Extracted data entries
*****

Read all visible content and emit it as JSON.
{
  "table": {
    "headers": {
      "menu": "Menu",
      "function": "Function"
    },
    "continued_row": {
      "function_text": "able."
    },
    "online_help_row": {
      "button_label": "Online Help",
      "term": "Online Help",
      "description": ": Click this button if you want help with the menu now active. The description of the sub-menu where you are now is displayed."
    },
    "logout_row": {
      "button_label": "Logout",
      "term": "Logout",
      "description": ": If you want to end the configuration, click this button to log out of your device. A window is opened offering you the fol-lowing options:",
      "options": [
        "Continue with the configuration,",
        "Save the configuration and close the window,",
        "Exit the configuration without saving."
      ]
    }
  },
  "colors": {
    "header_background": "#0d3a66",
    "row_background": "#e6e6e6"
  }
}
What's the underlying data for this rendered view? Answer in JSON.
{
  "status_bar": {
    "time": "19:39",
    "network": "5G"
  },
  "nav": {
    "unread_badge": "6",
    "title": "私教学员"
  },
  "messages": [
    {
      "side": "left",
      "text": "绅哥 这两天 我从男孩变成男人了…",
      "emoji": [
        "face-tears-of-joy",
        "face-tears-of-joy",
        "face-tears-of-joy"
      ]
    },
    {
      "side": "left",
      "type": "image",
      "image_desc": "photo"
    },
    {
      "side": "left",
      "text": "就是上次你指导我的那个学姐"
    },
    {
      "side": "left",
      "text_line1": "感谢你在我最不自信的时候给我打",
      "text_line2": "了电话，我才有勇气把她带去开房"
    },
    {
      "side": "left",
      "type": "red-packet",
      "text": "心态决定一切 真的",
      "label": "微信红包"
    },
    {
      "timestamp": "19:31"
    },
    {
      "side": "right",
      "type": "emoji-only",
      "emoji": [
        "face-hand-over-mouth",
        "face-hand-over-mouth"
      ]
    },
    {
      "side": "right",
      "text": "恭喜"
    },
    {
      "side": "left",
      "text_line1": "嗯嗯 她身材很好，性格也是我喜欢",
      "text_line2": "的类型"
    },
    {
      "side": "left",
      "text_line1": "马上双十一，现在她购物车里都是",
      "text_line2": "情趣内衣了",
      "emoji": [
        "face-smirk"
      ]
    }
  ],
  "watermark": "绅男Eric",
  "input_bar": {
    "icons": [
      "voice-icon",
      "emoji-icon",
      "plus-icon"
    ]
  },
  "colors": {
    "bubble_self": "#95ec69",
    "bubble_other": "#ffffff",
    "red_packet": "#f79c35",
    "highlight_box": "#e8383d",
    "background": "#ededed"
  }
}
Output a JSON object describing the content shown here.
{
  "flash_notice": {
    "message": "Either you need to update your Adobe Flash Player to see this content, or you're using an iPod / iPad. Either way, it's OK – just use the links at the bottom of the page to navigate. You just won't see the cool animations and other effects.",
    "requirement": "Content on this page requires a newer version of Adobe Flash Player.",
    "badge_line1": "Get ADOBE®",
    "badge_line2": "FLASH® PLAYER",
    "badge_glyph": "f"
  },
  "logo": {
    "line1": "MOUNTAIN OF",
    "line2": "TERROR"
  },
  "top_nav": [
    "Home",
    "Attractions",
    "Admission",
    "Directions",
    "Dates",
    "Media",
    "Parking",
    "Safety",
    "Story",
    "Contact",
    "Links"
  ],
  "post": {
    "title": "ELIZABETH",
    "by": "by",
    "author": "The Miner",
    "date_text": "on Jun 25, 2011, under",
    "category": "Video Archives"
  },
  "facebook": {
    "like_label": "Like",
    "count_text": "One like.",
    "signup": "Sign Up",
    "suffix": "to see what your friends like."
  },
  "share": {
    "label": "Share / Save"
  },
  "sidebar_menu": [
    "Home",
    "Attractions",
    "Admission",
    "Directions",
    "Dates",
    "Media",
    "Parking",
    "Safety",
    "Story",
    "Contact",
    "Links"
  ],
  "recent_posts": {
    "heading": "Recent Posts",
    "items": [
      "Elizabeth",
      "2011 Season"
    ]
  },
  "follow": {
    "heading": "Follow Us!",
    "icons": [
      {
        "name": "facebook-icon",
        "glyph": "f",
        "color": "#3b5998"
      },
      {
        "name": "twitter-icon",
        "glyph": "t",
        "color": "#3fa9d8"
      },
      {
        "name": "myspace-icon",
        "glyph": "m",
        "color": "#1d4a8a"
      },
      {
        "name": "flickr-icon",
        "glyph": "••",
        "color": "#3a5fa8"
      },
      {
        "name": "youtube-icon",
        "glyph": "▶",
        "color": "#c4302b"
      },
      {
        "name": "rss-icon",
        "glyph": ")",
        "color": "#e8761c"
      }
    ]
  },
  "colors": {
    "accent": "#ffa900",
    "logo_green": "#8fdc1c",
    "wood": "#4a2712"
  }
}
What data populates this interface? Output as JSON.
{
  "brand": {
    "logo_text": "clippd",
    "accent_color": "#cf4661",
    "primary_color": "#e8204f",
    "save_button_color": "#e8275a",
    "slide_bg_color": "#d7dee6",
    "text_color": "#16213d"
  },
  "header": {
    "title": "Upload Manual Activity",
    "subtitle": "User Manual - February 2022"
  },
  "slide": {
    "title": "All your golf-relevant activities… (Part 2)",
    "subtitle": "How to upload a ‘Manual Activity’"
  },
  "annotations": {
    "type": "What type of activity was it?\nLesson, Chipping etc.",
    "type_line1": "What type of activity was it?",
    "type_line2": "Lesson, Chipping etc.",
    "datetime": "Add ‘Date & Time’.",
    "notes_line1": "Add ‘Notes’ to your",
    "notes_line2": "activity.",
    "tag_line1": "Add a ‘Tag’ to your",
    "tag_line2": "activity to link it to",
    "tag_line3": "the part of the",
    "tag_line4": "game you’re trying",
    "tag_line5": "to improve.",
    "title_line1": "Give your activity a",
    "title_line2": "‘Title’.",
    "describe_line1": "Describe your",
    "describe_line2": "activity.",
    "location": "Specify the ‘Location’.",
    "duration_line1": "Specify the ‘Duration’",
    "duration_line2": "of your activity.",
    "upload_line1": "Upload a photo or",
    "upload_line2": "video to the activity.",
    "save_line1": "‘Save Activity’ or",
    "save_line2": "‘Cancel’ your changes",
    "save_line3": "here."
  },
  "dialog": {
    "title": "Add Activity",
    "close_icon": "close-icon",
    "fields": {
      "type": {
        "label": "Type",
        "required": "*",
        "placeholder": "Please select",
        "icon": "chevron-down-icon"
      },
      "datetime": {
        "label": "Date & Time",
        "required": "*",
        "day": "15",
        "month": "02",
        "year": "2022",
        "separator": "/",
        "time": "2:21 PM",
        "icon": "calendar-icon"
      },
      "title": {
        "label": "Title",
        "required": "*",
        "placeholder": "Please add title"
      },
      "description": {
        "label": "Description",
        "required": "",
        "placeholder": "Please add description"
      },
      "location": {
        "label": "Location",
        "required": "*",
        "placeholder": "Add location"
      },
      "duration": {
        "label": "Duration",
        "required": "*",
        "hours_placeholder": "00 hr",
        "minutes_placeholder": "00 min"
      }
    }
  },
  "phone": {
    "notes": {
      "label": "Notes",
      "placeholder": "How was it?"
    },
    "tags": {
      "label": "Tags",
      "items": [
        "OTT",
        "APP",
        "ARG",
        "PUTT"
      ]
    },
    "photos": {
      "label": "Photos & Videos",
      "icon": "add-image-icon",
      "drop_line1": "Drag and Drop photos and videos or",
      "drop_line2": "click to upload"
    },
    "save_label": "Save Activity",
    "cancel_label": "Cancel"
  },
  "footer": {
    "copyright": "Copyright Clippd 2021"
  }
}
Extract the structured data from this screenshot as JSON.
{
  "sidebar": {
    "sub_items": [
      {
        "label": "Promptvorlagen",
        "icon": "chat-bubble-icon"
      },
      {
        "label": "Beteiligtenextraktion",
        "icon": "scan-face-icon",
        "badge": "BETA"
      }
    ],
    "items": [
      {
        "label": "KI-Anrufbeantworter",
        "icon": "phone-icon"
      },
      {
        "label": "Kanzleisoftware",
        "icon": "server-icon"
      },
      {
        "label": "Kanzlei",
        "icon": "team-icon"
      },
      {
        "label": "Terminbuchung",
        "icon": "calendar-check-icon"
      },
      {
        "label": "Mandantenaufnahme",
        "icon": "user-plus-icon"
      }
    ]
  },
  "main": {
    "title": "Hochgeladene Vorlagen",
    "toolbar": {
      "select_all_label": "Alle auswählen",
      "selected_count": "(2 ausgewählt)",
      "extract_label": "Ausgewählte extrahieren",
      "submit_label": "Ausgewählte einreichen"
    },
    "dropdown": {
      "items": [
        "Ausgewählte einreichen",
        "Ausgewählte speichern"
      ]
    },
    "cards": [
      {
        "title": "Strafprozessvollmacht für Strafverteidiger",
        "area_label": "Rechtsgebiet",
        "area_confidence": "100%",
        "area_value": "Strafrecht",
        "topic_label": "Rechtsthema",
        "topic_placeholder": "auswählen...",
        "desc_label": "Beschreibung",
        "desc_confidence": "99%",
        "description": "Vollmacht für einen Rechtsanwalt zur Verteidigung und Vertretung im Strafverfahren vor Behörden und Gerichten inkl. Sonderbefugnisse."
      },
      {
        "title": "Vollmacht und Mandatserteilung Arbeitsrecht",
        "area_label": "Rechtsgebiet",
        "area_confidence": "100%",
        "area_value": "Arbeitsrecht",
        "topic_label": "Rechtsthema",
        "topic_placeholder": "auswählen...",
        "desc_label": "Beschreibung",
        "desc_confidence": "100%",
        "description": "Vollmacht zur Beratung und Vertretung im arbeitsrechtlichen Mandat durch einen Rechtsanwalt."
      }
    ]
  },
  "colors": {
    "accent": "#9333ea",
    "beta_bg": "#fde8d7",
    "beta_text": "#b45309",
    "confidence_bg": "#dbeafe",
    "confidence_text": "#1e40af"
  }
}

*****

— Exercise prompt —
Select every line in the material above where the string "calendar" occurs, and copy it.

— Answer to this task —
        "icon": "calendar-icon"
        "icon": "calendar-check-icon"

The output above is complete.